→ **Collected data entries**:
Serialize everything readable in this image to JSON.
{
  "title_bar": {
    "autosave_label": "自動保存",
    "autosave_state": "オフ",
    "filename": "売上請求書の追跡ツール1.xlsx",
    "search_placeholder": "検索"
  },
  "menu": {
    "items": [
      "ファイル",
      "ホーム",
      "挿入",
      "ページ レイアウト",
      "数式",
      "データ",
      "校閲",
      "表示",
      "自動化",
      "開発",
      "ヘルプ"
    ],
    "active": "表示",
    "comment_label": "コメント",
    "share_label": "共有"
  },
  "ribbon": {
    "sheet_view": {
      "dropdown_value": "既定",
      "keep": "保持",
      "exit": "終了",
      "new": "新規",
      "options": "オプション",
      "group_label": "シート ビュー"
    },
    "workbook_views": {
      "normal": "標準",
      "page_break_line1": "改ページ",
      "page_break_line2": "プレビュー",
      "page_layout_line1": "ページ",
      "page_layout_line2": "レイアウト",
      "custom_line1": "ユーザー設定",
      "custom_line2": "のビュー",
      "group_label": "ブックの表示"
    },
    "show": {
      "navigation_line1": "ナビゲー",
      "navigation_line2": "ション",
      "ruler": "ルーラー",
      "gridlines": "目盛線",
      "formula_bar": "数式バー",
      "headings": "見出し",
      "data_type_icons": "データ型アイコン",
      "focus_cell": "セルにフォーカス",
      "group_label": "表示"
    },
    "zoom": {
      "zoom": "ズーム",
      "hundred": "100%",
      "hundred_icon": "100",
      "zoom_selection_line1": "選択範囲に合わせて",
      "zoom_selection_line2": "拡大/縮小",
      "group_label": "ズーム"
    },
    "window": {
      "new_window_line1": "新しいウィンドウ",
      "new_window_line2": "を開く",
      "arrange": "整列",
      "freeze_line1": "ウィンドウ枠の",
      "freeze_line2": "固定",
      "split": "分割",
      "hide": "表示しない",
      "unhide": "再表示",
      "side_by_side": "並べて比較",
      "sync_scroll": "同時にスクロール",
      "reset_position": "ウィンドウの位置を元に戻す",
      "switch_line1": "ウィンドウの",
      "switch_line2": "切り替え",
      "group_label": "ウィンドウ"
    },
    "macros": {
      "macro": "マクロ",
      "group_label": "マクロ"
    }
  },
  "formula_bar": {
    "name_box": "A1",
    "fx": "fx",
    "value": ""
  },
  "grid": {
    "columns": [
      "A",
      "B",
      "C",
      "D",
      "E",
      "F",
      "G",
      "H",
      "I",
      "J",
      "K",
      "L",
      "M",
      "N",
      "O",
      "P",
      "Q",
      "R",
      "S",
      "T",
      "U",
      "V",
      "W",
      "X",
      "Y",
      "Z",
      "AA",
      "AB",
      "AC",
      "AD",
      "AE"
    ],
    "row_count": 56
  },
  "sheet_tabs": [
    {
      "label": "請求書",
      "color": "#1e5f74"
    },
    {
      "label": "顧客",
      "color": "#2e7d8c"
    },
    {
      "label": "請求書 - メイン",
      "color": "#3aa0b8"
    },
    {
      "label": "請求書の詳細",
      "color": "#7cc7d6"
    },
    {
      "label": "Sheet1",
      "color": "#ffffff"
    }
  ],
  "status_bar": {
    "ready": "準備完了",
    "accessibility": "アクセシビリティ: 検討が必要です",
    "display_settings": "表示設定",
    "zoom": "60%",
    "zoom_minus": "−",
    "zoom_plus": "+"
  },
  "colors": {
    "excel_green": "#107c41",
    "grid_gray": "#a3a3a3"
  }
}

→ **Written problem**: Quote all of the entries verbatim.

→ **Solved problem**:
Serialize everything readable in this image to JSON.
{
  "title_bar": {
    "autosave_label": "自動保存",
    "autosave_state": "オフ",
    "filename": "売上請求書の追跡ツール1.xlsx",
    "search_placeholder": "検索"
  },
  "menu": {
    "items": [
      "ファイル",
      "ホーム",
      "挿入",
      "ページ レイアウト",
      "数式",
      "データ",
      "校閲",
      "表示",
      "自動化",
      "開発",
      "ヘルプ"
    ],
    "active": "表示",
    "comment_label": "コメント",
    "share_label": "共有"
  },
  "ribbon": {
    "sheet_view": {
      "dropdown_value": "既定",
      "keep": "保持",
      "exit": "終了",
      "new": "新規",
      "options": "オプション",
      "group_label": "シート ビュー"
    },
    "workbook_views": {
      "normal": "標準",
      "page_break_line1": "改ページ",
      "page_break_line2": "プレビュー",
      "page_layout_line1": "ページ",
      "page_layout_line2": "レイアウト",
      "custom_line1": "ユーザー設定",
      "custom_line2": "のビュー",
      "group_label": "ブックの表示"
    },
    "show": {
      "navigation_line1": "ナビゲー",
      "navigation_line2": "ション",
      "ruler": "ルーラー",
      "gridlines": "目盛線",
      "formula_bar": "数式バー",
      "headings": "見出し",
      "data_type_icons": "データ型アイコン",
      "focus_cell": "セルにフォーカス",
      "group_label": "表示"
    },
    "zoom": {
      "zoom": "ズーム",
      "hundred": "100%",
      "hundred_icon": "100",
      "zoom_selection_line1": "選択範囲に合わせて",
      "zoom_selection_line2": "拡大/縮小",
      "group_label": "ズーム"
    },
    "window": {
      "new_window_line1": "新しいウィンドウ",
      "new_window_line2": "を開く",
      "arrange": "整列",
      "freeze_line1": "ウィンドウ枠の",
      "freeze_line2": "固定",
      "split": "分割",
      "hide": "表示しない",
      "unhide": "再表示",
      "side_by_side": "並べて比較",
      "sync_scroll": "同時にスクロール",
      "reset_position": "ウィンドウの位置を元に戻す",
      "switch_line1": "ウィンドウの",
      "switch_line2": "切り替え",
      "group_label": "ウィンドウ"
    },
    "macros": {
      "macro": "マクロ",
      "group_label": "マクロ"
    }
  },
  "formula_bar": {
    "name_box": "A1",
    "fx": "fx",
    "value": ""
  },
  "grid": {
    "columns": [
      "A",
      "B",
      "C",
      "D",
      "E",
      "F",
      "G",
      "H",
      "I",
      "J",
      "K",
      "L",
      "M",
      "N",
      "O",
      "P",
      "Q",
      "R",
      "S",
      "T",
      "U",
      "V",
      "W",
      "X",
      "Y",
      "Z",
      "AA",
      "AB",
      "AC",
      "AD",
      "AE"
    ],
    "row_count": 56
  },
  "sheet_tabs": [
    {
      "label": "請求書",
      "color": "#1e5f74"
    },
    {
      "label": "顧客",
      "color": "#2e7d8c"
    },
    {
      "label": "請求書 - メイン",
      "color": "#3aa0b8"
    },
    {
      "label": "請求書の詳細",
      "color": "#7cc7d6"
    },
    {
      "label": "Sheet1",
      "color": "#ffffff"
    }
  ],
  "status_bar": {
    "ready": "準備完了",
    "accessibility": "アクセシビリティ: 検討が必要です",
    "display_settings": "表示設定",
    "zoom": "60%",
    "zoom_minus": "−",
    "zoom_plus": "+"
  },
  "colors": {
    "excel_green": "#107c41",
    "grid_gray": "#a3a3a3"
  }
}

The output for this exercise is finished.